Aim
Set down the full listing exactly, character for character.

Start of Supplied data

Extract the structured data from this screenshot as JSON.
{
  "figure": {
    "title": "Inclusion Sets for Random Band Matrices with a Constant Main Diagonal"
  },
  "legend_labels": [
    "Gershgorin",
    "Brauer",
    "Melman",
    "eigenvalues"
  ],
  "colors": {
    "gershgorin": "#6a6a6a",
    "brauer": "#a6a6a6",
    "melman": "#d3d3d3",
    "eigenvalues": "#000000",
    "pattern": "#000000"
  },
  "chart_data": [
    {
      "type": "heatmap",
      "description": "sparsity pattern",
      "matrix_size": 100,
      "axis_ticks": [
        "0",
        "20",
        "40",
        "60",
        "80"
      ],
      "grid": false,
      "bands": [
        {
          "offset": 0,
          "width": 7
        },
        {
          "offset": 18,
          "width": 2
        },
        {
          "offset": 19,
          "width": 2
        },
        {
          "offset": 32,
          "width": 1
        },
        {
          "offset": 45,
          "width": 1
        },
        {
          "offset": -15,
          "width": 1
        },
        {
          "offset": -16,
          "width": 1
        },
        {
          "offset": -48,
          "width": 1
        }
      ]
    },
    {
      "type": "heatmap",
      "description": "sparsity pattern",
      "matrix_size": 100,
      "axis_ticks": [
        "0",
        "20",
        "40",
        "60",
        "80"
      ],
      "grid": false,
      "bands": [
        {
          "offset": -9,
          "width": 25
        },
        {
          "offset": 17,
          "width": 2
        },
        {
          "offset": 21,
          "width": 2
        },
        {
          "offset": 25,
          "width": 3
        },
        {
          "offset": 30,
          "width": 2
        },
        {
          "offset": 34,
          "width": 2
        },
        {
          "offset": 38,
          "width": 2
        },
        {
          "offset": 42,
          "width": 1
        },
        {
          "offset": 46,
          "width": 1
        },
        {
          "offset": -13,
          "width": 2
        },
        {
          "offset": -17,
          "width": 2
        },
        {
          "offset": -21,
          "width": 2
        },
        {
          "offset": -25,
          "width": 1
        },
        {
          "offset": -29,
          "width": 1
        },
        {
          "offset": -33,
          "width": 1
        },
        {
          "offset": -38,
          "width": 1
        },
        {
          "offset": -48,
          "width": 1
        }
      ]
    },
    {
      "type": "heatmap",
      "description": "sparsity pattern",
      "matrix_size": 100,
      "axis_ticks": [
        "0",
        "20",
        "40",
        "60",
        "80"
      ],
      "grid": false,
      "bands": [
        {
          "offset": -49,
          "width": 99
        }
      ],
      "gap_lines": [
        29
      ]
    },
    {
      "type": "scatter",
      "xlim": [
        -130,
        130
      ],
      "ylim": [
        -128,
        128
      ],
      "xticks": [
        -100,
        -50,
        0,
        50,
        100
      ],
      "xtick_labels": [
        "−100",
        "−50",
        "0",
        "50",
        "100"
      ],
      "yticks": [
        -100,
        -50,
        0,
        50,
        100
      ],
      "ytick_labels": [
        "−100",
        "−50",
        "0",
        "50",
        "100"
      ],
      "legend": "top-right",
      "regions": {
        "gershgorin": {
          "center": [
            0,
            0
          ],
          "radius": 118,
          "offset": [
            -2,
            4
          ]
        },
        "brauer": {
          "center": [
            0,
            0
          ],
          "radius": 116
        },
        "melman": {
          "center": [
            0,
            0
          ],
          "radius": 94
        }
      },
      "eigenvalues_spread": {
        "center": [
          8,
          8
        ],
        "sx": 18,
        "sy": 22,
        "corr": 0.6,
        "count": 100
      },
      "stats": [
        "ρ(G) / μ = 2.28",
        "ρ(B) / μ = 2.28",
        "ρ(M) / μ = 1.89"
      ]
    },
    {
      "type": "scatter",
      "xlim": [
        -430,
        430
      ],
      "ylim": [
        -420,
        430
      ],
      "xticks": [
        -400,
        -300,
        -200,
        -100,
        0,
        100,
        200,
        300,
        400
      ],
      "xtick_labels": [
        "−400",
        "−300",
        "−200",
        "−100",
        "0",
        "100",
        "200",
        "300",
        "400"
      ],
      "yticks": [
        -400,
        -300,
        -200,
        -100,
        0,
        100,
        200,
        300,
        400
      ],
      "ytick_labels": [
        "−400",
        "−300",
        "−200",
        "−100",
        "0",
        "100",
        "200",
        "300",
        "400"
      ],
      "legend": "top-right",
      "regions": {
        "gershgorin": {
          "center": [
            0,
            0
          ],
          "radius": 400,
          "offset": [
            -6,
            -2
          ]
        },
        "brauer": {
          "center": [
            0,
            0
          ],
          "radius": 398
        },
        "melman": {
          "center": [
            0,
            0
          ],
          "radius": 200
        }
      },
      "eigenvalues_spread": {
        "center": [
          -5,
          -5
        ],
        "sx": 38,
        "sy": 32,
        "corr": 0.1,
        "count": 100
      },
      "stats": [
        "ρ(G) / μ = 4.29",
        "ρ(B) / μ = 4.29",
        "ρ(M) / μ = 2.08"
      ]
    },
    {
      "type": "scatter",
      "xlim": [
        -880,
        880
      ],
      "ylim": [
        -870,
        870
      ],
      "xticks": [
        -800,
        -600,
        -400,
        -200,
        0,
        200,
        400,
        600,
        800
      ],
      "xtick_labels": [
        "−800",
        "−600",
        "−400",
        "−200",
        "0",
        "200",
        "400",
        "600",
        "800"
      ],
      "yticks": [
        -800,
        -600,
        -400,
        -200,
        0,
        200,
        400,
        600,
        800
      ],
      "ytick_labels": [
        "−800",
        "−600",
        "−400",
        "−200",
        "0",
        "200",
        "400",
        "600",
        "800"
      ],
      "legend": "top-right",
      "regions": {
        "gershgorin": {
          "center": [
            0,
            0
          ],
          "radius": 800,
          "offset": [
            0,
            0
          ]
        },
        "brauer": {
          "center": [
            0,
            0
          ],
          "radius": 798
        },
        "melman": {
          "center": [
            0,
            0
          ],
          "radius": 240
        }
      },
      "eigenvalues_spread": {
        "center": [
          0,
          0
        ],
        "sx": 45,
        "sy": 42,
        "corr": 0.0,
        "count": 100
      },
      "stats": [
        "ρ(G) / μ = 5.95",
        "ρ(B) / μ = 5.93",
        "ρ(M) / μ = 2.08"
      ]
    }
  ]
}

End of Supplied data

Full answer
Extract the structured data from this screenshot as JSON.
{
  "figure": {
    "title": "Inclusion Sets for Random Band Matrices with a Constant Main Diagonal"
  },
  "legend_labels": [
    "Gershgorin",
    "Brauer",
    "Melman",
    "eigenvalues"
  ],
  "colors": {
    "gershgorin": "#6a6a6a",
    "brauer": "#a6a6a6",
    "melman": "#d3d3d3",
    "eigenvalues": "#000000",
    "pattern": "#000000"
  },
  "chart_data": [
    {
      "type": "heatmap",
      "description": "sparsity pattern",
      "matrix_size": 100,
      "axis_ticks": [
        "0",
        "20",
        "40",
        "60",
        "80"
      ],
      "grid": false,
      "bands": [
        {
          "offset": 0,
          "width": 7
        },
        {
          "offset": 18,
          "width": 2
        },
        {
          "offset": 19,
          "width": 2
        },
        {
          "offset": 32,
          "width": 1
        },
        {
          "offset": 45,
          "width": 1
        },
        {
          "offset": -15,
          "width": 1
        },
        {
          "offset": -16,
          "width": 1
        },
        {
          "offset": -48,
          "width": 1
        }
      ]
    },
    {
      "type": "heatmap",
      "description": "sparsity pattern",
      "matrix_size": 100,
      "axis_ticks": [
        "0",
        "20",
        "40",
        "60",
        "80"
      ],
      "grid": false,
      "bands": [
        {
          "offset": -9,
          "width": 25
        },
        {
          "offset": 17,
          "width": 2
        },
        {
          "offset": 21,
          "width": 2
        },
        {
          "offset": 25,
          "width": 3
        },
        {
          "offset": 30,
          "width": 2
        },
        {
          "offset": 34,
          "width": 2
        },
        {
          "offset": 38,
          "width": 2
        },
        {
          "offset": 42,
          "width": 1
        },
        {
          "offset": 46,
          "width": 1
        },
        {
          "offset": -13,
          "width": 2
        },
        {
          "offset": -17,
          "width": 2
        },
        {
          "offset": -21,
          "width": 2
        },
        {
          "offset": -25,
          "width": 1
        },
        {
          "offset": -29,
          "width": 1
        },
        {
          "offset": -33,
          "width": 1
        },
        {
          "offset": -38,
          "width": 1
        },
        {
          "offset": -48,
          "width": 1
        }
      ]
    },
    {
      "type": "heatmap",
      "description": "sparsity pattern",
      "matrix_size": 100,
      "axis_ticks": [
        "0",
        "20",
        "40",
        "60",
        "80"
      ],
      "grid": false,
      "bands": [
        {
          "offset": -49,
          "width": 99
        }
      ],
      "gap_lines": [
        29
      ]
    },
    {
      "type": "scatter",
      "xlim": [
        -130,
        130
      ],
      "ylim": [
        -128,
        128
      ],
      "xticks": [
        -100,
        -50,
        0,
        50,
        100
      ],
      "xtick_labels": [
        "−100",
        "−50",
        "0",
        "50",
        "100"
      ],
      "yticks": [
        -100,
        -50,
        0,
        50,
        100
      ],
      "ytick_labels": [
        "−100",
        "−50",
        "0",
        "50",
        "100"
      ],
      "legend": "top-right",
      "regions": {
        "gershgorin": {
          "center": [
            0,
            0
          ],
          "radius": 118,
          "offset": [
            -2,
            4
          ]
        },
        "brauer": {
          "center": [
            0,
            0
          ],
          "radius": 116
        },
        "melman": {
          "center": [
            0,
            0
          ],
          "radius": 94
        }
      },
      "eigenvalues_spread": {
        "center": [
          8,
          8
        ],
        "sx": 18,
        "sy": 22,
        "corr": 0.6,
        "count": 100
      },
      "stats": [
        "ρ(G) / μ = 2.28",
        "ρ(B) / μ = 2.28",
        "ρ(M) / μ = 1.89"
      ]
    },
    {
      "type": "scatter",
      "xlim": [
        -430,
        430
      ],
      "ylim": [
        -420,
        430
      ],
      "xticks": [
        -400,
        -300,
        -200,
        -100,
        0,
        100,
        200,
        300,
        400
      ],
      "xtick_labels": [
        "−400",
        "−300",
        "−200",
        "−100",
        "0",
        "100",
        "200",
        "300",
        "400"
      ],
      "yticks": [
        -400,
        -300,
        -200,
        -100,
        0,
        100,
        200,
        300,
        400
      ],
      "ytick_labels": [
        "−400",
        "−300",
        "−200",
        "−100",
        "0",
        "100",
        "200",
        "300",
        "400"
      ],
      "legend": "top-right",
      "regions": {
        "gershgorin": {
          "center": [
            0,
            0
          ],
          "radius": 400,
          "offset": [
            -6,
            -2
          ]
        },
        "brauer": {
          "center": [
            0,
            0
          ],
          "radius": 398
        },
        "melman": {
          "center": [
            0,
            0
          ],
          "radius": 200
        }
      },
      "eigenvalues_spread": {
        "center": [
          -5,
          -5
        ],
        "sx": 38,
        "sy": 32,
        "corr": 0.1,
        "count": 100
      },
      "stats": [
        "ρ(G) / μ = 4.29",
        "ρ(B) / μ = 4.29",
        "ρ(M) / μ = 2.08"
      ]
    },
    {
      "type": "scatter",
      "xlim": [
        -880,
        880
      ],
      "ylim": [
        -870,
        870
      ],
      "xticks": [
        -800,
        -600,
        -400,
        -200,
        0,
        200,
        400,
        600,
        800
      ],
      "xtick_labels": [
        "−800",
        "−600",
        "−400",
        "−200",
        "0",
        "200",
        "400",
        "600",
        "800"
      ],
      "yticks": [
        -800,
        -600,
        -400,
        -200,
        0,
        200,
        400,
        600,
        800
      ],
      "ytick_labels": [
        "−800",
        "−600",
        "−400",
        "−200",
        "0",
        "200",
        "400",
        "600",
        "800"
      ],
      "legend": "top-right",
      "regions": {
        "gershgorin": {
          "center": [
            0,
            0
          ],
          "radius": 800,
          "offset": [
            0,
            0
          ]
        },
        "brauer": {
          "center": [
            0,
            0
          ],
          "radius": 798
        },
        "melman": {
          "center": [
            0,
            0
          ],
          "radius": 240
        }
      },
      "eigenvalues_spread": {
        "center": [
          0,
          0
        ],
        "sx": 45,
        "sy": 42,
        "corr": 0.0,
        "count": 100
      },
      "stats": [
        "ρ(G) / μ = 5.95",
        "ρ(B) / μ = 5.93",
        "ρ(M) / μ = 2.08"
      ]
    }
  ]
}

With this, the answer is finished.